- [Short problem 1]:
Reproduce the stretch of the listing from its first line through the line that contains "- section-25-para2: 面板指示灯说明: [142, 626, 838, 649]", with both of those lines included.

- [Reading text]:
Careful thought is required. The first issue is minor to begin with - how to signify "Not found". If the array is indexed 1 to N, then a returned index of zero is an obvious choice. However, some computer languages (notably C et al) insist that arrays have a lower bound of zero. In such a case, the array might be indexed 0 to N - 1 and so a negative result would be chosen for "Not found". Except that this can interfere with the desire to use unsigned integers for indexing.

More serious are the limitations of computer arithmetic. Variables have limited size, for instance the (very common) sixteen-bit two's complement signed integer can only hold values of -32768 to +32767. (Exactly the same problems arise with thirty-two bit integers, except that the digit strings are longer.) If the array is to be indexed with such variables, then the values first -1 and last + 1 must be representatable, that is , last ≤ 32766, not 32767. Similarly, the lower bound first may be zero (for arrays whose indexing starts at zero), in which case a value -1 must be representatable, which precludes the use of unsigned integers. General-purpose testing is unlikely to present a test with this boundary exercised, and so the detail can be overlooked.

It is of course unlikely that if the collections being searched number around thirty thousand that sixteen bit integers will be used, but a second problem arises much sooner. A common variation computes the midpoint of the interval in one step, as p:=(L + R)/2; this means that the sum must not exceed the sixteen-bit limit for all to be well, and this detail is easily forgotten. The problem may be concealed on some computers, which use wider registers to perform sixteen-bit arithmetic so that there will be no overflow of intermediate results. But on a different computer, perhaps not. Thus, when tested and working code was transferred from a 16-bit version (in which there were never more than a few thousand elements being searched) to a 32-bit version, and then the problem sizes steadily inflated, the forgotten limit can suddenly become relevant again.

Another difficulty is presented by the absence in most computer languages of a three-way result from a comparison, which forces a comparison to be performed twice. The form is somewhat as follows:

if a < b then action1
 else if a > b then action2
  else action3;

About half the time, the first test will be true so that there will be only one comparison of a and b, but the other half of the time it will be false, and a second comparison forced. This is so grievous that some versions are recast so as not to make a second test at all, thus not determining equality until the span has been reduced to zero. This problem is exacerbated for floating point variables that offer the special value NaN, which violates even the notion of equality: x = x is false if x has the value NaN!

- [Data records]:
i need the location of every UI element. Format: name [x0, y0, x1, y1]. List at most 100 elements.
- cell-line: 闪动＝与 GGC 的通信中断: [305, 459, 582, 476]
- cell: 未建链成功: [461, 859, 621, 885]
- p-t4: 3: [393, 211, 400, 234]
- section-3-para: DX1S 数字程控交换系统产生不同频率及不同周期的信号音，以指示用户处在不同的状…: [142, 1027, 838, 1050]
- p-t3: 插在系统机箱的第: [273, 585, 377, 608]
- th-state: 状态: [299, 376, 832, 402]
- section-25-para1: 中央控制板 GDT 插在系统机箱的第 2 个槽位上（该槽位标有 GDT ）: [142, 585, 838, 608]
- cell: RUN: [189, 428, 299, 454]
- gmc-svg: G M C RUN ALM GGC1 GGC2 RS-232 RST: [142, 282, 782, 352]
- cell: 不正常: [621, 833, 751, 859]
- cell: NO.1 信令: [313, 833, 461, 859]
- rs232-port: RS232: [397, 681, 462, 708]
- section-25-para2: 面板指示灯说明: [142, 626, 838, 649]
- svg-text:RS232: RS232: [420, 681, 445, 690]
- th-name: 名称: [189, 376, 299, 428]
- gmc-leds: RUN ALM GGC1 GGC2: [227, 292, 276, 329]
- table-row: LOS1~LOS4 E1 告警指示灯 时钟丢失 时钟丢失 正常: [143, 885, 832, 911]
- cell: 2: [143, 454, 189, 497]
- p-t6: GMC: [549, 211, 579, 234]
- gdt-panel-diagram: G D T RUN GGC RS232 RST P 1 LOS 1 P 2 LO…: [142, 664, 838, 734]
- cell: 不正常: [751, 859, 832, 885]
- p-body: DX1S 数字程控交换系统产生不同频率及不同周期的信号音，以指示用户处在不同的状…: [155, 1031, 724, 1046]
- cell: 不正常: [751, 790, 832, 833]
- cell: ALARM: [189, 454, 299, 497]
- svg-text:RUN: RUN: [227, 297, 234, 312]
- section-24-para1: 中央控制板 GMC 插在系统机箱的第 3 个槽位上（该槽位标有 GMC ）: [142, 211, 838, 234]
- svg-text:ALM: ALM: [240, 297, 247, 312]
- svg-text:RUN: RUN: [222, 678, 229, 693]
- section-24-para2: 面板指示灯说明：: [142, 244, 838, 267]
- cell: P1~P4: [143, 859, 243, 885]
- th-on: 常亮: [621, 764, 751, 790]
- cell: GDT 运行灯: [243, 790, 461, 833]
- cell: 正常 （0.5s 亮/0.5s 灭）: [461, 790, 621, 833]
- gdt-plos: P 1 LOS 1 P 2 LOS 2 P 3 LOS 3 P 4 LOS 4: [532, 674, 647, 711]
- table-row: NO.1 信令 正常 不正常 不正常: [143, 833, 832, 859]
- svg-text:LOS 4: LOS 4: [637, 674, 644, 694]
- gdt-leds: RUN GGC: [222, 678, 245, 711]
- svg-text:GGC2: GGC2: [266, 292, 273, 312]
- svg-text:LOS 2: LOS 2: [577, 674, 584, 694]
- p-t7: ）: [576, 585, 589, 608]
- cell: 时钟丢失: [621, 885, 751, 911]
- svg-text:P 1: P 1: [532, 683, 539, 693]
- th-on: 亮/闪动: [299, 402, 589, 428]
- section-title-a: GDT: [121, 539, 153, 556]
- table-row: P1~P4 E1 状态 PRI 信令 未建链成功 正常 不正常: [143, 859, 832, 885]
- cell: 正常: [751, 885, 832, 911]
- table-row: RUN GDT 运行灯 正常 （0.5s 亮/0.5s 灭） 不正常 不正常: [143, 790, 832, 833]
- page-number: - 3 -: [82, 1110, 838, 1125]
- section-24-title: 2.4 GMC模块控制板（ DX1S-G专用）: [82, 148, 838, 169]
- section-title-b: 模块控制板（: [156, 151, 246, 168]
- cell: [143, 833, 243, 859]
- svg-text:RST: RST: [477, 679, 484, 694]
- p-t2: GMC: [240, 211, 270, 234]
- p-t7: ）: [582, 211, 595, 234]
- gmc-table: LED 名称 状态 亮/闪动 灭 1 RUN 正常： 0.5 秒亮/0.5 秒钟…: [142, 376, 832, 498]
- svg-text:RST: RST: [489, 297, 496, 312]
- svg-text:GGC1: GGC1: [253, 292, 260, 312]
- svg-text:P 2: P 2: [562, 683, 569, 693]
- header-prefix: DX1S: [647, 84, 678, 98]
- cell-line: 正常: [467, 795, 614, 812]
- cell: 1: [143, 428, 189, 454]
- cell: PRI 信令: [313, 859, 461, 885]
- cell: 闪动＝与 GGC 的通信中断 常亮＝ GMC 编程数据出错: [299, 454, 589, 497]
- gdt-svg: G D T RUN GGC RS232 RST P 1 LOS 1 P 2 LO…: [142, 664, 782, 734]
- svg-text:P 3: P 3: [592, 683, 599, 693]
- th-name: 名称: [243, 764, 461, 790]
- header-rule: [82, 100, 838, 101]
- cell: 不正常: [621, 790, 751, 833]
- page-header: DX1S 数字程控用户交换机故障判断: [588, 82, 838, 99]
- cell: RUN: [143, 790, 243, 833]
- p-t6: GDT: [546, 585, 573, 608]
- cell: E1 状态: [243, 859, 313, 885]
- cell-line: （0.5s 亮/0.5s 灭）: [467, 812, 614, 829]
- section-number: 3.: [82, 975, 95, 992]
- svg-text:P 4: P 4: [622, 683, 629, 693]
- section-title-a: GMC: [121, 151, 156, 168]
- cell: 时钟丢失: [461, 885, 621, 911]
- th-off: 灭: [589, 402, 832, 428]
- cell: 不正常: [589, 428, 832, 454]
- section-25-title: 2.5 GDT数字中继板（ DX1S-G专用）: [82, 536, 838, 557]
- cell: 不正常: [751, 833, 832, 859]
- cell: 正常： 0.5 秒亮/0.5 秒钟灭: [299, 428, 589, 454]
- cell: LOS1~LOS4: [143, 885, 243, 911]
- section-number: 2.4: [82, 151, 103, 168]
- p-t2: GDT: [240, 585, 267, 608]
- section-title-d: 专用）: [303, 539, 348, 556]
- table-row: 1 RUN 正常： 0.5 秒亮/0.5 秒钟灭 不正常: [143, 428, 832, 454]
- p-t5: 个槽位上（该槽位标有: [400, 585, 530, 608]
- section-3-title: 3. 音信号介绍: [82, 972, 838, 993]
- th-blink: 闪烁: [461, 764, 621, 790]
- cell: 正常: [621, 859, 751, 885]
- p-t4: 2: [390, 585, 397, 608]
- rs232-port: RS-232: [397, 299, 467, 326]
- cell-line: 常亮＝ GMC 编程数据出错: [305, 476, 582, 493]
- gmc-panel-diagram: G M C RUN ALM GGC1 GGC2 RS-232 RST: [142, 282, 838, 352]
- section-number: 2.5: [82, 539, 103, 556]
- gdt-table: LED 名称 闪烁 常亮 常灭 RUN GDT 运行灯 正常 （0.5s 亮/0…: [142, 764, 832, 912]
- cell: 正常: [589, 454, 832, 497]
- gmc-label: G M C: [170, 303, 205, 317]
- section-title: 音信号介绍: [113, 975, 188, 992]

- [Short problem 2]:
According to the passage on searching arrays, what range of values can a sixteen-bit two's complement signed integer hold?

- [Task output 1]:
i need the location of every UI element. Format: name [x0, y0, x1, y1]. List at most 100 elements.
- cell-line: 闪动＝与 GGC 的通信中断: [305, 459, 582, 476]
- cell: 未建链成功: [461, 859, 621, 885]
- p-t4: 3: [393, 211, 400, 234]
- section-3-para: DX1S 数字程控交换系统产生不同频率及不同周期的信号音，以指示用户处在不同的状…: [142, 1027, 838, 1050]
- p-t3: 插在系统机箱的第: [273, 585, 377, 608]
- th-state: 状态: [299, 376, 832, 402]
- section-25-para1: 中央控制板 GDT 插在系统机箱的第 2 个槽位上（该槽位标有 GDT ）: [142, 585, 838, 608]
- cell: RUN: [189, 428, 299, 454]
- gmc-svg: G M C RUN ALM GGC1 GGC2 RS-232 RST: [142, 282, 782, 352]
- cell: 不正常: [621, 833, 751, 859]
- cell: NO.1 信令: [313, 833, 461, 859]
- rs232-port: RS232: [397, 681, 462, 708]
- section-25-para2: 面板指示灯说明: [142, 626, 838, 649]

- [Task output 2]:
-32768 to +32767